* Directive *
In the data below, from the first line through the line holding "y-tick-label: 2.5 xyxy=(1696,945,1741,982)", inclusive, replace "panel-letter" with "subplot-letter" and leave everything else unchanged. Return only those lines.

* Dataset extract *
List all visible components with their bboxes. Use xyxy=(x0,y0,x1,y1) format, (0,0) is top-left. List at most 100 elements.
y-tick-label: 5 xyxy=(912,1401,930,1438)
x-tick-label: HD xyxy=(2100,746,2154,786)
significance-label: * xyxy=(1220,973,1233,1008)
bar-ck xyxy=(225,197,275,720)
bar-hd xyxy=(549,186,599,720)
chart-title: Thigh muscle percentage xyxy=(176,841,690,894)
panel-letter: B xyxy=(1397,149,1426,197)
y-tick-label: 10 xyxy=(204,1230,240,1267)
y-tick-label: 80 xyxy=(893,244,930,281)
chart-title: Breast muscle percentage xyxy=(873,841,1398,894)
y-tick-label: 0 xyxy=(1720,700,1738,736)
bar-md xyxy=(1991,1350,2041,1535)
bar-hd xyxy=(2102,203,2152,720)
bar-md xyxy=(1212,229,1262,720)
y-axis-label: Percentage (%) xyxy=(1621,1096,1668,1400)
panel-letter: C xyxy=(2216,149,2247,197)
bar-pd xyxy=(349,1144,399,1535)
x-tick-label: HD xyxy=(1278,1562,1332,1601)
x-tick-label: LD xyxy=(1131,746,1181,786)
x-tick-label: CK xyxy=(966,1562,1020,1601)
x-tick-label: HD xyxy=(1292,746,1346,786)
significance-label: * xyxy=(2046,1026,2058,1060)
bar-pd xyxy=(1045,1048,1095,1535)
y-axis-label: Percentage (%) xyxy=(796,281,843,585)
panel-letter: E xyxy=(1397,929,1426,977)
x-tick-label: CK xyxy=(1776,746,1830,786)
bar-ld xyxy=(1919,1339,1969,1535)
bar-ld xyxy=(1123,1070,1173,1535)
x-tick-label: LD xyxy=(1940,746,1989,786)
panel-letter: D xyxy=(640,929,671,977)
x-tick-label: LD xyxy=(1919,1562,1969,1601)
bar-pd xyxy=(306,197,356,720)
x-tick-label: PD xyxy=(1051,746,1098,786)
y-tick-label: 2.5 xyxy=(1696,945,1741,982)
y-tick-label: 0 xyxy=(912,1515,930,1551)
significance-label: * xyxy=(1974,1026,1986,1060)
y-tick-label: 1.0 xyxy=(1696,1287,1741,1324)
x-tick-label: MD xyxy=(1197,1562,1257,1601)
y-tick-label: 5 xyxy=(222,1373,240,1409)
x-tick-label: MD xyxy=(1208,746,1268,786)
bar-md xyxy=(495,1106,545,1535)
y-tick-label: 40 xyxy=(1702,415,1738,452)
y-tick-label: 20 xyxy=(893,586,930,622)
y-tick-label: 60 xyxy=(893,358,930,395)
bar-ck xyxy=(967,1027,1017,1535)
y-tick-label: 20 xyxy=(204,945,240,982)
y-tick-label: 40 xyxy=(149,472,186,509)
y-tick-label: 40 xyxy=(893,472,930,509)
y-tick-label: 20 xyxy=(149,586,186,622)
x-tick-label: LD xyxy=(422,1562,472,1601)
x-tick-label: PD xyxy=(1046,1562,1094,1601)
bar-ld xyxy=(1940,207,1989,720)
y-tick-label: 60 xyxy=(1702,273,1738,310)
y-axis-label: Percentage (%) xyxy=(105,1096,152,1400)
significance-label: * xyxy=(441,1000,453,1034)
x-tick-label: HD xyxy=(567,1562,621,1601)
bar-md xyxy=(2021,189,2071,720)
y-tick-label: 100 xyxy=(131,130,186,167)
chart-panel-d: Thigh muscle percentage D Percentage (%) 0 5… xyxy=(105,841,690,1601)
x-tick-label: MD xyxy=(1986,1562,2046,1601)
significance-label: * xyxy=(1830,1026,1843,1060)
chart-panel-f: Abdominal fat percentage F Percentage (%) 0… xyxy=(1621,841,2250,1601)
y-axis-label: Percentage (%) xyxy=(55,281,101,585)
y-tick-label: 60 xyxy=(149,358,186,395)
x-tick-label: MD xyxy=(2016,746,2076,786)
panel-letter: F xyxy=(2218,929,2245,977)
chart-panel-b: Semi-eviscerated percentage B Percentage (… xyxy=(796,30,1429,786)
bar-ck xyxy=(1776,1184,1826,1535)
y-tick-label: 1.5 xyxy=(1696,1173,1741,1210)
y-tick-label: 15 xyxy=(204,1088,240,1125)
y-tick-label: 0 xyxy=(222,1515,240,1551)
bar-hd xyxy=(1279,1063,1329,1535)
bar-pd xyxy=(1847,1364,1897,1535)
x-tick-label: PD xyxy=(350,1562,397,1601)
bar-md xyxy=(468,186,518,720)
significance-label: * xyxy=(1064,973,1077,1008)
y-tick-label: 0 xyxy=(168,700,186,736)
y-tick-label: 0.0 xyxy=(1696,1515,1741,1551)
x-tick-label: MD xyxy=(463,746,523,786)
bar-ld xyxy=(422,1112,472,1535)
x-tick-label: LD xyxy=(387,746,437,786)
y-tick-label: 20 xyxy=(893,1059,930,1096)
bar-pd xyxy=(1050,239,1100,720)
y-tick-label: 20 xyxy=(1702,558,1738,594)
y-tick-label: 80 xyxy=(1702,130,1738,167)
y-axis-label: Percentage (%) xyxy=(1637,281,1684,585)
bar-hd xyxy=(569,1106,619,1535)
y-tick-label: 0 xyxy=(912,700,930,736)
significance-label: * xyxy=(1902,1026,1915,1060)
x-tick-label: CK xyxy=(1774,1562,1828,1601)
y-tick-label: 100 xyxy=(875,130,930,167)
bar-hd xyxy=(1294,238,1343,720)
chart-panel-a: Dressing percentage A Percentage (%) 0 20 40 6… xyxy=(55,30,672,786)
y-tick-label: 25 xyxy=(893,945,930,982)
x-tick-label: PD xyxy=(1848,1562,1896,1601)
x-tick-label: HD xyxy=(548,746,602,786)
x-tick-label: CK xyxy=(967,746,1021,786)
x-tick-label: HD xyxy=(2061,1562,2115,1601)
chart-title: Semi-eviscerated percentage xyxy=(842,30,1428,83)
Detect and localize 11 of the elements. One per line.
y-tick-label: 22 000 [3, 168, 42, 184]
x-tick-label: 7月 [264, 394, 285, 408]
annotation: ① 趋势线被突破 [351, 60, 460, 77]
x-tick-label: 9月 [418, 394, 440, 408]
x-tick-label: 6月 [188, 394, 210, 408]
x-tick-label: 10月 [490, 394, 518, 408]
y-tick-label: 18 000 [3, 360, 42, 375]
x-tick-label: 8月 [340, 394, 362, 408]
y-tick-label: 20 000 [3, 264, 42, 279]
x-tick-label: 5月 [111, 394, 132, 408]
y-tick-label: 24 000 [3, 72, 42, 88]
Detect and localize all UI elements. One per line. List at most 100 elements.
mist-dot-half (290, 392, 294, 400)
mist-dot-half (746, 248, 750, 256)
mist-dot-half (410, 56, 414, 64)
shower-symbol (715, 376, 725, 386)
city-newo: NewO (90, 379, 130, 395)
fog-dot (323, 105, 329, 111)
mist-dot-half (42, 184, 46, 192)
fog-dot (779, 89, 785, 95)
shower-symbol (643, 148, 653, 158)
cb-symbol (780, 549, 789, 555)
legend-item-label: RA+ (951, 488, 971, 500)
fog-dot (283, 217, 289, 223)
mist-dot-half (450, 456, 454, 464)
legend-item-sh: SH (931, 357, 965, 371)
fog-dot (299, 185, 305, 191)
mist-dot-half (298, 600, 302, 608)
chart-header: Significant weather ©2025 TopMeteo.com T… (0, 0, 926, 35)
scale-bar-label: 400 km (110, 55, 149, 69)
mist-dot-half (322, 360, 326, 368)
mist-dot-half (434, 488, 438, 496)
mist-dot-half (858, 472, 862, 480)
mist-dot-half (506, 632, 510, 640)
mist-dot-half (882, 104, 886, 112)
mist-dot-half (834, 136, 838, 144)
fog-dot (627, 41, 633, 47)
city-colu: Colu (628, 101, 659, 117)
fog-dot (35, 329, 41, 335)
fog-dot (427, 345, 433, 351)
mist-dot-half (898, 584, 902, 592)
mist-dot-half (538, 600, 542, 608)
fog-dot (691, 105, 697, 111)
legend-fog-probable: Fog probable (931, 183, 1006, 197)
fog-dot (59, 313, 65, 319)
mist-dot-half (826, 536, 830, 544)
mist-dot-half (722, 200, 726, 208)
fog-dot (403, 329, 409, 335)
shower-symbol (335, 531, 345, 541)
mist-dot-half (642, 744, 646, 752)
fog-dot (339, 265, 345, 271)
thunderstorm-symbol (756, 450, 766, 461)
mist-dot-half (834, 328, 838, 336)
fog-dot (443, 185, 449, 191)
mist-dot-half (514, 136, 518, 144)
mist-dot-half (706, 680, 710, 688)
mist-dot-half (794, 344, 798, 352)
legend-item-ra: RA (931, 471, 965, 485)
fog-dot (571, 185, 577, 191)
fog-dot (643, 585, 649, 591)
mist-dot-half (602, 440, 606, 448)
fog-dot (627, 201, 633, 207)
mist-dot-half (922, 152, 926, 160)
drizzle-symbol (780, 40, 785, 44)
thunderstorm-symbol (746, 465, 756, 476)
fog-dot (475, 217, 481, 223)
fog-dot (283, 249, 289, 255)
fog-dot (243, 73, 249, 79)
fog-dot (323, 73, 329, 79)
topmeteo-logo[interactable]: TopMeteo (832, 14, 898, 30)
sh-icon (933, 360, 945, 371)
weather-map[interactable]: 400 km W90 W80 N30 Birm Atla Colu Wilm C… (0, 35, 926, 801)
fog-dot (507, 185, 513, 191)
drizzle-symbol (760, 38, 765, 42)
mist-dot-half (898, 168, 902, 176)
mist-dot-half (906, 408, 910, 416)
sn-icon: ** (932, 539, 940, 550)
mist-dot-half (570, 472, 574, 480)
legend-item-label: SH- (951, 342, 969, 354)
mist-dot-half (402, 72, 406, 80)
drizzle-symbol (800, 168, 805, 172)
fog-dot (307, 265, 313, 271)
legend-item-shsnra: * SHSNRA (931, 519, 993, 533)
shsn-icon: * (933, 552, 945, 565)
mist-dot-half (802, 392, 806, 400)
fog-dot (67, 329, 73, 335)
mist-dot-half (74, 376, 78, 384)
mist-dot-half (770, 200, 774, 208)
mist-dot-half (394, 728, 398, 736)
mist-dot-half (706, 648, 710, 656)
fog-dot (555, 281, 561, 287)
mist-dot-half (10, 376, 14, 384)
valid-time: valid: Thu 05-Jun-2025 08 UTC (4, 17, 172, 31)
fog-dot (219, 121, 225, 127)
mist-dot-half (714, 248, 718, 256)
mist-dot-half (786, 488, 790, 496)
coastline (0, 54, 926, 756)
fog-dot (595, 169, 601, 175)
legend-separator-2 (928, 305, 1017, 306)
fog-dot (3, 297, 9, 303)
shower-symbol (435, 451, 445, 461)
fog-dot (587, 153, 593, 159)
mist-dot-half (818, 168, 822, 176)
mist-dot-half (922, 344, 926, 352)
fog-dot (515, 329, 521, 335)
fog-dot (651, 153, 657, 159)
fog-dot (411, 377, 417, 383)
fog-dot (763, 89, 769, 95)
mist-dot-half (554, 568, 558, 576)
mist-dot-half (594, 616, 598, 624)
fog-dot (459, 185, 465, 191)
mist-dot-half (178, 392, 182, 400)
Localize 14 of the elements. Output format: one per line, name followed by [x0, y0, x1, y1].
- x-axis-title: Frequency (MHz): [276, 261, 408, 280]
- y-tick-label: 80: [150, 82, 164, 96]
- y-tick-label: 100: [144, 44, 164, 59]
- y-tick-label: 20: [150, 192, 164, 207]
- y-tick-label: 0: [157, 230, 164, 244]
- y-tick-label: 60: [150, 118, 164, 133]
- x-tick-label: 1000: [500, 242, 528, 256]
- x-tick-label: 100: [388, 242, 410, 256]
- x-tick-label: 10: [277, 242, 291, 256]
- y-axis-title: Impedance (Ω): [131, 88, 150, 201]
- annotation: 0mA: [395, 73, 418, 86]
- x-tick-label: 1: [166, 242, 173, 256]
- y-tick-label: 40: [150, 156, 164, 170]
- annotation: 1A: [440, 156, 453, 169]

* Right answer *
List all visible components with their bboxes. Use xyxy=(x0,y0,x1,y1) format, (0,0) is top-left. List at most 100 elements.
y-tick-label: 5 xyxy=(912,1401,930,1438)
x-tick-label: HD xyxy=(2100,746,2154,786)
significance-label: * xyxy=(1220,973,1233,1008)
bar-ck xyxy=(225,197,275,720)
bar-hd xyxy=(549,186,599,720)
chart-title: Thigh muscle percentage xyxy=(176,841,690,894)
subplot-letter: B xyxy=(1397,149,1426,197)
y-tick-label: 10 xyxy=(204,1230,240,1267)
y-tick-label: 80 xyxy=(893,244,930,281)
chart-title: Breast muscle percentage xyxy=(873,841,1398,894)
y-tick-label: 0 xyxy=(1720,700,1738,736)
bar-md xyxy=(1991,1350,2041,1535)
bar-hd xyxy=(2102,203,2152,720)
bar-md xyxy=(1212,229,1262,720)
y-axis-label: Percentage (%) xyxy=(1621,1096,1668,1400)
subplot-letter: C xyxy=(2216,149,2247,197)
bar-pd xyxy=(349,1144,399,1535)
x-tick-label: HD xyxy=(1278,1562,1332,1601)
x-tick-label: LD xyxy=(1131,746,1181,786)
x-tick-label: CK xyxy=(966,1562,1020,1601)
x-tick-label: HD xyxy=(1292,746,1346,786)
significance-label: * xyxy=(2046,1026,2058,1060)
bar-pd xyxy=(1045,1048,1095,1535)
y-axis-label: Percentage (%) xyxy=(796,281,843,585)
subplot-letter: E xyxy=(1397,929,1426,977)
x-tick-label: CK xyxy=(1776,746,1830,786)
bar-ld xyxy=(1919,1339,1969,1535)
bar-ld xyxy=(1123,1070,1173,1535)
x-tick-label: LD xyxy=(1940,746,1989,786)
subplot-letter: D xyxy=(640,929,671,977)
x-tick-label: LD xyxy=(1919,1562,1969,1601)
bar-pd xyxy=(306,197,356,720)
x-tick-label: PD xyxy=(1051,746,1098,786)
y-tick-label: 2.5 xyxy=(1696,945,1741,982)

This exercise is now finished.